Sunday, February 19, 2017

Differential privacy


These days one reads a lot about the right to privacy. But what is it and how does it differ between the real and the digital description of the world? Briefly, it is a person's right to have and more importantly maintain control over information about oneself, which is fundamental to human's freedom of self-determination. In the digital context one seemingly lost this right in favor of using free services, handy tools that satisfy people's urge to communicate with each other and stay in touch and up-to-date at all times. Since more and more people realize that behind such apps and web pages naturally there are business models, society increasingly demands to reclaim control over collected personal data, which has been provided, unsolicited or involuntarily, to online merchants or telephony service providers at the time of use, for example. On the other hand collecting user information in databases is crucial as corporations offering named services see it. In order to make good products, tailored recommendations, and especially in the age of big data and machine learning, precise predictions by evaluating various functions on the data.

Statistical database queries have been studied quite some time now, and in fact it turns out that often it is sufficient to allow query access only to a population's aggregate data, not individual records, to derive useful statistics and achieve desired functionality! A common approach is to merely allow aggregate queries (i.e. range, histogram, average, standard deviation, ...) and rather than returning exact answers about sensitive data fields to specify intervals or give imprecise, statistically noisy counts.

You might have asked yourself, don't cryptographic techniques that have been omnipresent in this blog such as FHE (Fully Homomorphic Encryption) or secure MPC (Multi-Party Computation) solve this problem? Wouldn't it be possible to encrypt the user data yet for the service provider to compute useful statistics on it?

────────────────────

*The task*: Please translate this sentence from the post on differential privacy into Spanish: "These days one reads a lot about the right to privacy." The listing that comes next has no connection to the post on differential privacy.

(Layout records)
────────────────────

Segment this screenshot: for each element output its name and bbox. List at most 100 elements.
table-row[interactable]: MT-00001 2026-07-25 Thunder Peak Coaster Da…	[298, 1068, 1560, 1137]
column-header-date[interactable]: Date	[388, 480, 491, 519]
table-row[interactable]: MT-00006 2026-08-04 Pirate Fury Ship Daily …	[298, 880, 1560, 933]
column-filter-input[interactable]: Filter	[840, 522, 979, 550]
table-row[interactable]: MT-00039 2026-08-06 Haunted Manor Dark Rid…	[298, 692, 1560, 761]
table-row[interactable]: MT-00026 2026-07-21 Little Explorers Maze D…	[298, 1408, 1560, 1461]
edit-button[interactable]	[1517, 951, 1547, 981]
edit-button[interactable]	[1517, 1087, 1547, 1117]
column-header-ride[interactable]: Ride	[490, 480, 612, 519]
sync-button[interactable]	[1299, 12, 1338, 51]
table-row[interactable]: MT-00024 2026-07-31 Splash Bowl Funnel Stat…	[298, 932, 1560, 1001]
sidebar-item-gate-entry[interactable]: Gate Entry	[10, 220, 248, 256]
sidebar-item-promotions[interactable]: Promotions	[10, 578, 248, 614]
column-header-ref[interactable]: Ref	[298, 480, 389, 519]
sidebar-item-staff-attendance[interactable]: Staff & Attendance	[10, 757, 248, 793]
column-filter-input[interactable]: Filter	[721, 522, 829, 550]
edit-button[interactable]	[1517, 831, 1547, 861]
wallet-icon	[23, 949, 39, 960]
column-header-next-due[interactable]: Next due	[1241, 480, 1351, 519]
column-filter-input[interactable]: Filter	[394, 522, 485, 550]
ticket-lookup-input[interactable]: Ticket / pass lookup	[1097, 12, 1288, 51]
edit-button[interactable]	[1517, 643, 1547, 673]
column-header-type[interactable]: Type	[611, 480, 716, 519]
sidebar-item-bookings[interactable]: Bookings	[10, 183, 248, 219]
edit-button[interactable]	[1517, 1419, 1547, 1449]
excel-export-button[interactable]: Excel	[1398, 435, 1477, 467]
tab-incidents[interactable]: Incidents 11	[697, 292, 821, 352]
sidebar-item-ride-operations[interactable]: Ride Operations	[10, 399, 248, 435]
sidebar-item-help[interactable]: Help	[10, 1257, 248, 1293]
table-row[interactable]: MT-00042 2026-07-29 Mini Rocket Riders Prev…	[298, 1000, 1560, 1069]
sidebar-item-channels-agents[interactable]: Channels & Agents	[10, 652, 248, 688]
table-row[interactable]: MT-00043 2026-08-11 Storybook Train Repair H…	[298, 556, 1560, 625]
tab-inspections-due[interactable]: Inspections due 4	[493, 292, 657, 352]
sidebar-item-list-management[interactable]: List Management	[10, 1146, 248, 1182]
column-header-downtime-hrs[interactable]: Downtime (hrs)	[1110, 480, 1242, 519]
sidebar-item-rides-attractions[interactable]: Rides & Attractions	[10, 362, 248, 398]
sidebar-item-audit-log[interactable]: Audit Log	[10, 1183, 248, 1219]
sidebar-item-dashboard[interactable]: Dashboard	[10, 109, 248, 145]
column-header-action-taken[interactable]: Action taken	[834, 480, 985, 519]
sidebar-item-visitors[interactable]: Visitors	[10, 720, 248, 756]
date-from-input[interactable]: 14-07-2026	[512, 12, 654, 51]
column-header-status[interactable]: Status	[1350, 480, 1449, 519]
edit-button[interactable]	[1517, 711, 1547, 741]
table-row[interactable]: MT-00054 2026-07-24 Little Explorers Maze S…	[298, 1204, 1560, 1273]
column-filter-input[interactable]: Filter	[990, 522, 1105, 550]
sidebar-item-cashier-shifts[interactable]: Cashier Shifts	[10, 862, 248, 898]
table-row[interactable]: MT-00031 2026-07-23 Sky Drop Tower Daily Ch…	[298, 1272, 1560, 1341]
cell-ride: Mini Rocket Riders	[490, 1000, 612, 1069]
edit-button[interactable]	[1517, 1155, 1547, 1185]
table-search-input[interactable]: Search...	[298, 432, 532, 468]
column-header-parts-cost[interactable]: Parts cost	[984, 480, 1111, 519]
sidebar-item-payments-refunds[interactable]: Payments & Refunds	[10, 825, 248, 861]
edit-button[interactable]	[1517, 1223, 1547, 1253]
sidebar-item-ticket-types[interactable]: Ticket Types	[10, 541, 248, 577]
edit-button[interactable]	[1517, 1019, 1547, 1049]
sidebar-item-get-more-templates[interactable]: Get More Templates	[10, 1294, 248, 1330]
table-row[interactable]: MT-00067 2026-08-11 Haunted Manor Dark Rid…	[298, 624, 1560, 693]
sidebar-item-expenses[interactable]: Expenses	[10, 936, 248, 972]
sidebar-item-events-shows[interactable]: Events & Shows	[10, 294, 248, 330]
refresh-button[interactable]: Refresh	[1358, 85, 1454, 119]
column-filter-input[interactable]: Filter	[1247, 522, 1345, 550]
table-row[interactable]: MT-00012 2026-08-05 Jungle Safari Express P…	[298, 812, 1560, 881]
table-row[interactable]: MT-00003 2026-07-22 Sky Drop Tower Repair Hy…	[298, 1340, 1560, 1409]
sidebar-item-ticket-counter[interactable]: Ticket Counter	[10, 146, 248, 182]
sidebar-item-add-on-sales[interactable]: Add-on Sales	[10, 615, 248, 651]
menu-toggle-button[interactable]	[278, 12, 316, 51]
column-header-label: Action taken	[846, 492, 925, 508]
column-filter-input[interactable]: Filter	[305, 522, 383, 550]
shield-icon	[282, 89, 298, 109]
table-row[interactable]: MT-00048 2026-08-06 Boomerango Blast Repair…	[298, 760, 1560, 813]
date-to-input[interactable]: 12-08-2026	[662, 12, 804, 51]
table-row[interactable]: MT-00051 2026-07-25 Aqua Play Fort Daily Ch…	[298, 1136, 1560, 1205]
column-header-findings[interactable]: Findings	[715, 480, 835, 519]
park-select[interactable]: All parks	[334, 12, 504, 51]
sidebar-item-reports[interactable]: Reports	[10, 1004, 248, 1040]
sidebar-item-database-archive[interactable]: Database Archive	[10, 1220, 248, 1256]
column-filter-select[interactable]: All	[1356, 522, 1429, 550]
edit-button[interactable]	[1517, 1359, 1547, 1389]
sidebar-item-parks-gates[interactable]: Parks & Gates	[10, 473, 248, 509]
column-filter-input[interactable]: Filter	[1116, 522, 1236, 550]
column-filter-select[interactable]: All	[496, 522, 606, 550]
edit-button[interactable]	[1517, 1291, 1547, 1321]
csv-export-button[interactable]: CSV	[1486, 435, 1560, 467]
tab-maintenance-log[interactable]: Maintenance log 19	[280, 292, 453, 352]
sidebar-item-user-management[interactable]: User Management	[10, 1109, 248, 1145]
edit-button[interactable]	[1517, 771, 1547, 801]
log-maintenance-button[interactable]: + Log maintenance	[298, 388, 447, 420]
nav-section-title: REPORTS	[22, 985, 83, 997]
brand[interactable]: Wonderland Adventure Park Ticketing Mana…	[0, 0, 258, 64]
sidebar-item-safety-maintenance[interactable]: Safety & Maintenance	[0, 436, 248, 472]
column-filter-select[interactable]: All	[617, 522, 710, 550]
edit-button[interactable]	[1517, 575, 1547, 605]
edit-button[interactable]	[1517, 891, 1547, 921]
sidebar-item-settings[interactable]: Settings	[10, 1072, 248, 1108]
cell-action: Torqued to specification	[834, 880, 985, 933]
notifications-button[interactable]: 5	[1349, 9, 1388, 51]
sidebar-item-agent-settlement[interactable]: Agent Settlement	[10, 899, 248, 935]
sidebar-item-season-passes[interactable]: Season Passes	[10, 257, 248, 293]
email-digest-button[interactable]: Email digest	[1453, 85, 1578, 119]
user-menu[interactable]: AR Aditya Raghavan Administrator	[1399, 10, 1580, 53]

────────────────────

*Solution for this task*: Hoy en día se lee mucho sobre el derecho a la privacidad.